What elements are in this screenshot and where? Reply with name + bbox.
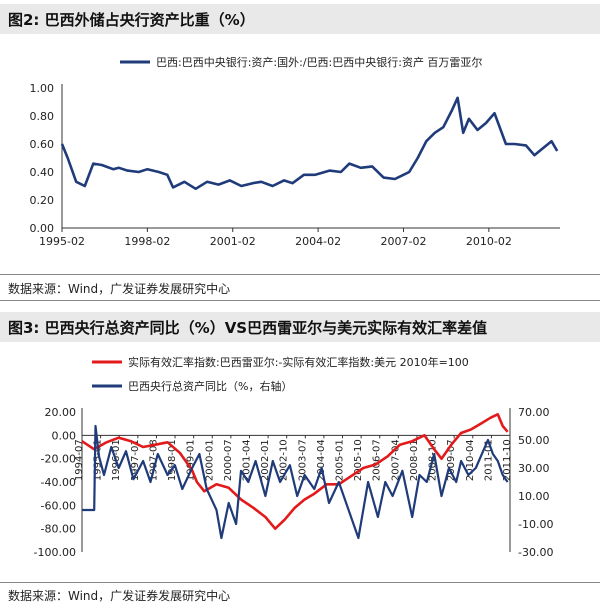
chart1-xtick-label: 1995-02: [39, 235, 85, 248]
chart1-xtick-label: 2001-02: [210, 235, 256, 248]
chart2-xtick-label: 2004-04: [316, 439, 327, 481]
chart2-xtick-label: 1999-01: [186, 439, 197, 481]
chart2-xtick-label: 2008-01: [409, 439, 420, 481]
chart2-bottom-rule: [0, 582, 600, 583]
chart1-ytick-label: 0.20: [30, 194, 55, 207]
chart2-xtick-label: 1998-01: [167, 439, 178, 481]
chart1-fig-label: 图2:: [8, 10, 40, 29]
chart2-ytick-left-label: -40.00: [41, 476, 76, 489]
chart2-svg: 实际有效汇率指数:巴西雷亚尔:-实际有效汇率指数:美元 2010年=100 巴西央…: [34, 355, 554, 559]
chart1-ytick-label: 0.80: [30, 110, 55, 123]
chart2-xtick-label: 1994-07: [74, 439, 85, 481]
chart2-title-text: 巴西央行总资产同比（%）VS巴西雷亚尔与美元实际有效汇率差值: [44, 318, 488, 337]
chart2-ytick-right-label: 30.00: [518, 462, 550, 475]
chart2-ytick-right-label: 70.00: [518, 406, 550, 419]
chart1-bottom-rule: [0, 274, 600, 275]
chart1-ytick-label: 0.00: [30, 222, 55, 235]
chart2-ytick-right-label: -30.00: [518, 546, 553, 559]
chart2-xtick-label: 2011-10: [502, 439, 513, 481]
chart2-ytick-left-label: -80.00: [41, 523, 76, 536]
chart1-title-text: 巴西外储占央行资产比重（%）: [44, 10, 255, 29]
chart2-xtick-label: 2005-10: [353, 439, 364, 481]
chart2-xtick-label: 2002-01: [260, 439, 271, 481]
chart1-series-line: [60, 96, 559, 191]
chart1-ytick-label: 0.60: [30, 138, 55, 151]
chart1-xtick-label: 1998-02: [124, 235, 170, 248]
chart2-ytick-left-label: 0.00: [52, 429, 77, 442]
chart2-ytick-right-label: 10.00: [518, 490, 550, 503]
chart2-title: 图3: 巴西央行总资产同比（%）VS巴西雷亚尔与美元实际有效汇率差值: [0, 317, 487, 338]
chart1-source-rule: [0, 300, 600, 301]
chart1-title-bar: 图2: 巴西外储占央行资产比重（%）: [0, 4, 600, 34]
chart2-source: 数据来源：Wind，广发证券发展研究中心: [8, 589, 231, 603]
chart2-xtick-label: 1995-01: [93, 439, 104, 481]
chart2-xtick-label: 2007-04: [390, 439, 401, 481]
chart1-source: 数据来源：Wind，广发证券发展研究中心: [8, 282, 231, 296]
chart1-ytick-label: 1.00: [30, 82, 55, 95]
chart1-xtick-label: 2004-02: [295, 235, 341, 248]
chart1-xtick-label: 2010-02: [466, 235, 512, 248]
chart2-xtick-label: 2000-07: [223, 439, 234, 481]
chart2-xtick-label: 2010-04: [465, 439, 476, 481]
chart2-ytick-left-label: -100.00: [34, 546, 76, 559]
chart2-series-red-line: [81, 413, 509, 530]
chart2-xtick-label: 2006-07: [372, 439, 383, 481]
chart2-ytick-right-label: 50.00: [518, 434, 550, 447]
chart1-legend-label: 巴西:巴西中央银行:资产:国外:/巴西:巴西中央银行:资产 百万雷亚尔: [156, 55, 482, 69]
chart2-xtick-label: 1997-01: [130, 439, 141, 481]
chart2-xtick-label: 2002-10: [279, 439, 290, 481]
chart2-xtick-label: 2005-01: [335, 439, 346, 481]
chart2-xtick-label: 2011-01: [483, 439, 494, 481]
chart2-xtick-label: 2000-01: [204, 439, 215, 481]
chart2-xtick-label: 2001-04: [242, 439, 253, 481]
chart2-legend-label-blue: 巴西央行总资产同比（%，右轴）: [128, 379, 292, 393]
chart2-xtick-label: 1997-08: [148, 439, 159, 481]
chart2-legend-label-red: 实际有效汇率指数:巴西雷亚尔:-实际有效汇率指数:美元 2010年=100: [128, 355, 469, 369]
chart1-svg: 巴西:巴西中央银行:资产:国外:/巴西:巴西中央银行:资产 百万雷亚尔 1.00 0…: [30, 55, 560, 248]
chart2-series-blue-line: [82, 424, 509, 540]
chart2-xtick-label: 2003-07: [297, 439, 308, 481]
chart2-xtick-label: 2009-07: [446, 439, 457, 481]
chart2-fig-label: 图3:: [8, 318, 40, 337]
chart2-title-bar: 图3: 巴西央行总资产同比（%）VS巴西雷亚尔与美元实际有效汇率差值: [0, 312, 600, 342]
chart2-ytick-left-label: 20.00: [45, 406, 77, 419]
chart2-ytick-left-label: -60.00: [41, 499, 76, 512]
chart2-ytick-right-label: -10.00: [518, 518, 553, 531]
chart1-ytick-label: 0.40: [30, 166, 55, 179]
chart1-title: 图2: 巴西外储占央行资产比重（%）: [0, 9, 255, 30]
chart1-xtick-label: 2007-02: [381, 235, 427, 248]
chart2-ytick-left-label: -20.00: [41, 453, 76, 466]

> **Required work**: Please rewrite the entries above with every "chart2" changed to "panel2" and nothing else altered. Leave the pictures out of your version.

> **Output below**:
What elements are in this screenshot and where? Reply with name + bbox.
chart1-xtick-label: 1995-02: [39, 235, 85, 248]
chart1-xtick-label: 2001-02: [210, 235, 256, 248]
panel2-xtick-label: 2004-04: [316, 439, 327, 481]
panel2-xtick-label: 1999-01: [186, 439, 197, 481]
panel2-xtick-label: 2008-01: [409, 439, 420, 481]
panel2-bottom-rule: [0, 582, 600, 583]
chart1-ytick-label: 0.20: [30, 194, 55, 207]
panel2-xtick-label: 1998-01: [167, 439, 178, 481]
chart1-fig-label: 图2:: [8, 10, 40, 29]
panel2-ytick-left-label: -40.00: [41, 476, 76, 489]
panel2-svg: 实际有效汇率指数:巴西雷亚尔:-实际有效汇率指数:美元 2010年=100 巴西央…: [34, 355, 554, 559]
chart1-ytick-label: 0.80: [30, 110, 55, 123]
panel2-xtick-label: 1994-07: [74, 439, 85, 481]
panel2-title-text: 巴西央行总资产同比（%）VS巴西雷亚尔与美元实际有效汇率差值: [44, 318, 488, 337]
panel2-ytick-right-label: 30.00: [518, 462, 550, 475]
panel2-ytick-right-label: 70.00: [518, 406, 550, 419]
chart1-bottom-rule: [0, 274, 600, 275]
chart1-ytick-label: 0.00: [30, 222, 55, 235]
panel2-ytick-right-label: -30.00: [518, 546, 553, 559]
panel2-xtick-label: 2011-10: [502, 439, 513, 481]
panel2-ytick-left-label: -80.00: [41, 523, 76, 536]
chart1-title-text: 巴西外储占央行资产比重（%）: [44, 10, 255, 29]
panel2-xtick-label: 2005-10: [353, 439, 364, 481]
panel2-xtick-label: 2002-01: [260, 439, 271, 481]
chart1-series-line: [60, 96, 559, 191]
chart1-ytick-label: 0.60: [30, 138, 55, 151]
chart1-xtick-label: 1998-02: [124, 235, 170, 248]
panel2-ytick-left-label: 0.00: [52, 429, 77, 442]
panel2-ytick-right-label: 10.00: [518, 490, 550, 503]
panel2-title: 图3: 巴西央行总资产同比（%）VS巴西雷亚尔与美元实际有效汇率差值: [0, 317, 487, 338]
chart1-source-rule: [0, 300, 600, 301]
chart1-title-bar: 图2: 巴西外储占央行资产比重（%）: [0, 4, 600, 34]
panel2-source: 数据来源：Wind，广发证券发展研究中心: [8, 589, 231, 603]
panel2-xtick-label: 1995-01: [93, 439, 104, 481]
panel2-xtick-label: 2007-04: [390, 439, 401, 481]
chart1-source: 数据来源：Wind，广发证券发展研究中心: [8, 282, 231, 296]
chart1-ytick-label: 1.00: [30, 82, 55, 95]
chart1-xtick-label: 2004-02: [295, 235, 341, 248]
chart1-xtick-label: 2010-02: [466, 235, 512, 248]
panel2-xtick-label: 2000-07: [223, 439, 234, 481]
panel2-xtick-label: 2010-04: [465, 439, 476, 481]
panel2-ytick-left-label: -100.00: [34, 546, 76, 559]
panel2-series-red-line: [81, 413, 509, 530]
panel2-xtick-label: 2006-07: [372, 439, 383, 481]
panel2-ytick-right-label: 50.00: [518, 434, 550, 447]
chart1-legend-label: 巴西:巴西中央银行:资产:国外:/巴西:巴西中央银行:资产 百万雷亚尔: [156, 55, 482, 69]
panel2-xtick-label: 1997-01: [130, 439, 141, 481]
panel2-xtick-label: 2002-10: [279, 439, 290, 481]
panel2-xtick-label: 2005-01: [335, 439, 346, 481]
panel2-xtick-label: 2011-01: [483, 439, 494, 481]
panel2-xtick-label: 2000-01: [204, 439, 215, 481]
panel2-xtick-label: 2001-04: [242, 439, 253, 481]
panel2-legend-label-blue: 巴西央行总资产同比（%，右轴）: [128, 379, 292, 393]
panel2-xtick-label: 1997-08: [148, 439, 159, 481]
panel2-legend-label-red: 实际有效汇率指数:巴西雷亚尔:-实际有效汇率指数:美元 2010年=100: [128, 355, 469, 369]
chart1-svg: 巴西:巴西中央银行:资产:国外:/巴西:巴西中央银行:资产 百万雷亚尔 1.00 0…: [30, 55, 560, 248]
panel2-series-blue-line: [82, 424, 509, 540]
panel2-xtick-label: 2003-07: [297, 439, 308, 481]
panel2-xtick-label: 2009-07: [446, 439, 457, 481]
panel2-fig-label: 图3:: [8, 318, 40, 337]
panel2-title-bar: 图3: 巴西央行总资产同比（%）VS巴西雷亚尔与美元实际有效汇率差值: [0, 312, 600, 342]
panel2-ytick-left-label: 20.00: [45, 406, 77, 419]
panel2-ytick-left-label: -60.00: [41, 499, 76, 512]
panel2-ytick-right-label: -10.00: [518, 518, 553, 531]
chart1-ytick-label: 0.40: [30, 166, 55, 179]
chart1-title: 图2: 巴西外储占央行资产比重（%）: [0, 9, 255, 30]
chart1-xtick-label: 2007-02: [381, 235, 427, 248]
panel2-ytick-left-label: -20.00: [41, 453, 76, 466]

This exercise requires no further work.